米国のF1チーム「USF1」の目論見(パート2)

 2010年からのF1参戦を目指す「USF1チーム」だが、本拠地をヨーロッパではなくアメリカに置くという。ヨーロッパにも施設を選択中だが、それはシーズン中の移動のための前進基地でしかなく、車両開発や経営といった中枢機能はすべて、ノースカロライナ州シャーロットに置くとしている。

 これはF1の常識を大きく覆すものだし、レース界の常識をもひっくり返すことになる。

モータースポーツの最先端はシャーロットに
 現在参戦中のF1チームのうち、ヨーロッパ大陸に本拠地を置くのはフェラーリ(イタリア)、トロロッソ(イタリア)、トヨタ(ドイツ)のみ。あとのF1チームはすべてイギリスに本拠地を置いている。IRL(インディカー)のシャーシーメーカーであるダラーラはイタリアだが、部品の多くをイギリス製に依存している。かつてのGフォース、ペンスキーなどは、インディカーを設計製作するためにイギリスに本拠地を設置したほど。

 イギリスは、モータースポーツに特化した産業が盛んで、産業革命が起こったミッドランド地方から、オックスフォード周辺を経て、ロンドン南西部に到る一帯は、モータースポーツのための高度な製品を多品種少量生産できる企業がたくさんある。このエリアをコンピューター産業で世界をリードするアメリカのシリコンヴァレーになぞらえて「モータースポーツシリコンヴァレー」と呼ぶようになり、最近では「モータースポーツヴァレー」とも呼ばれている。

 こうしたスペシャリスト企業の大部分が、MIA(英国モータースポーツ産業会)という団体に属しており、イギリスのモータースポーツ産業は英国政府も重視する重要輸出産業であり、外貨獲得と雇用創出の柱にもなっている。

● 提供データ
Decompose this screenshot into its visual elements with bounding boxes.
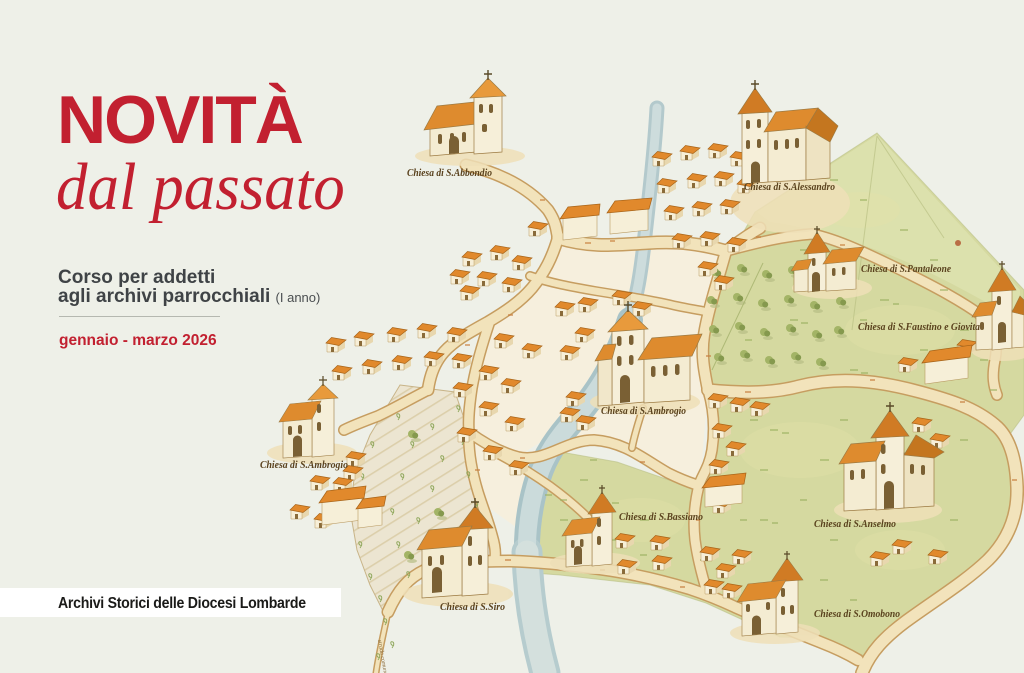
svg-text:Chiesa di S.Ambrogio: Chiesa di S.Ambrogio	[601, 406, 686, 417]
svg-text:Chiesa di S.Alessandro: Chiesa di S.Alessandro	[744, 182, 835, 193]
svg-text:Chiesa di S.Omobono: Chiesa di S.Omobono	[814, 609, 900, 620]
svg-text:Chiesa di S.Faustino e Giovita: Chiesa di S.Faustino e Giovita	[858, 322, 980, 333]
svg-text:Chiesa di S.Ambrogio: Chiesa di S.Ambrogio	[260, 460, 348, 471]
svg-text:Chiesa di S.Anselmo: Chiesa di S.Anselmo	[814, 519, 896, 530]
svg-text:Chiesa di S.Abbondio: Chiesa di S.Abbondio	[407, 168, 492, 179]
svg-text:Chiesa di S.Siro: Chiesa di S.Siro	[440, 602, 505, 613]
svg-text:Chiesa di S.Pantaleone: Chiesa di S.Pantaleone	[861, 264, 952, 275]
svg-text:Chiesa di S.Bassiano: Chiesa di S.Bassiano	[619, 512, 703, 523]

● 課題
USF1チームについての原文を、最後の文の後から書き継いでください。 データは原文とは別の資料です。

● 解答
 ここまでイギリスがモータースポーツ産業とテクノロジーをリードできたのは、第2次大戦後、それまで世界のトップを行っていた航空機産業が急速に衰退し、F1を中心としたモータースポーツ界がその優れた人材と下請け企業の受け皿になったからだ。

 一方、アメリカでのモータースポーツ技術と産業をリードしてきたのは、1911年からの伝統を誇るインディ500があるインディカーだ。そのため、モータースポーツ産業の中心はインディカーチームが集まるインディアナ州(とくにインディアナポリス周辺)かテキサス州とされてきた。また、参戦チームを支援する関係から、自動車メーカー3社が集まるミシガン州デトロイト周辺も中心地とされてきた。

ストックカーで競われるNASCAR(写真提供:Toyota Motosports)

 ところが、近年ではNASCAR(ストックカー)レースのほうが全米の人気を集めるようになり、アメリカのモータースポーツ産業の中心がノースカロライナ州シャーロットに大きくシフトした。シャーロットには、NASCARのスプリントカップ、ネイションワイドシリーズというトップシリーズに参戦する全チームの本拠が集まっている。これは、ある歴史的な出来事と密接にかかわっていた。

 1920~30年代のアメリカには酒類の製造と販売を禁じた禁酒法があった。そのため、アメリカ南部では密造酒作りが盛んになった。

 その密造酒を運ぶための特殊な車両を作る技術も発達した。外見は普通の自動車でも、中身は密造酒を隠せるスペースがあり、しかも警察の追っ手が来たら、州境まで逃げ切れるだけの高性能も秘めたものだった。こうした密造酒運搬車両メーカーが集まっていたのがシャーロットだった。そのため、見た目は一般車ながら中身は高性能車というストックカーを作る技術的土壌があった。

 現代のNASCARのトップカテゴリーでは、激しい競争の中で高度な技術がふんだんに使われている。15年ほど前からシャーシーフレームの剛性とロードホールディングの両立を図るために、スーパーコンピューターによる応力解析も行なっていた。冷却水やオイルの圧送によるエンジンのパワーロスを減らすために、やはりスーパーコンピューターを利用してCFD(コンピューターによる流体力学)で、エンジン内部の冷却水路とオイルの流路を最適化する技術開発も行なっていた。これは、F1よりも先行した技術だった。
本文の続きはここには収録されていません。